[Saved entries]
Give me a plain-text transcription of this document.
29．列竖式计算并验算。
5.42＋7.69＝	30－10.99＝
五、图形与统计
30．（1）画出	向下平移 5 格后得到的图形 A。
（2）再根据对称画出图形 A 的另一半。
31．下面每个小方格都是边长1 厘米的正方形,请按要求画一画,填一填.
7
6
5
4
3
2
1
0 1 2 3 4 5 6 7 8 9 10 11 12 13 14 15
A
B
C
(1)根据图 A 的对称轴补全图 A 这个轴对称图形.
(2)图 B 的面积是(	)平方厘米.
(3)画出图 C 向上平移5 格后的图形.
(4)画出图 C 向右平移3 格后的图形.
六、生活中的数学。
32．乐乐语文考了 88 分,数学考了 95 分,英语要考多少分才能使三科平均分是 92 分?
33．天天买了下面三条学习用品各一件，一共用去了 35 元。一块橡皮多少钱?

**WHAT IS NEEDED**. Print the material once more, exactly.

**RESPONSE FOR THIS EXERCISE**.
Give me a plain-text transcription of this document.
29．列竖式计算并验算。
5.42＋7.69＝	30－10.99＝
五、图形与统计
30．（1）画出	向下平移 5 格后得到的图形 A。
（2）再根据对称画出图形 A 的另一半。
31．下面每个小方格都是边长1 厘米的正方形,请按要求画一画,填一填.
7
6
5
4
3
2
1
0 1 2 3 4 5 6 7 8 9 10 11 12 13 14 15
A
B
C
(1)根据图 A 的对称轴补全图 A 这个轴对称图形.
(2)图 B 的面积是(	)平方厘米.
(3)画出图 C 向上平移5 格后的图形.
(4)画出图 C 向右平移3 格后的图形.
六、生活中的数学。
32．乐乐语文考了 88 分,数学考了 95 分,英语要考多少分才能使三科平均分是 92 分?
33．天天买了下面三条学习用品各一件，一共用去了 35 元。一块橡皮多少钱?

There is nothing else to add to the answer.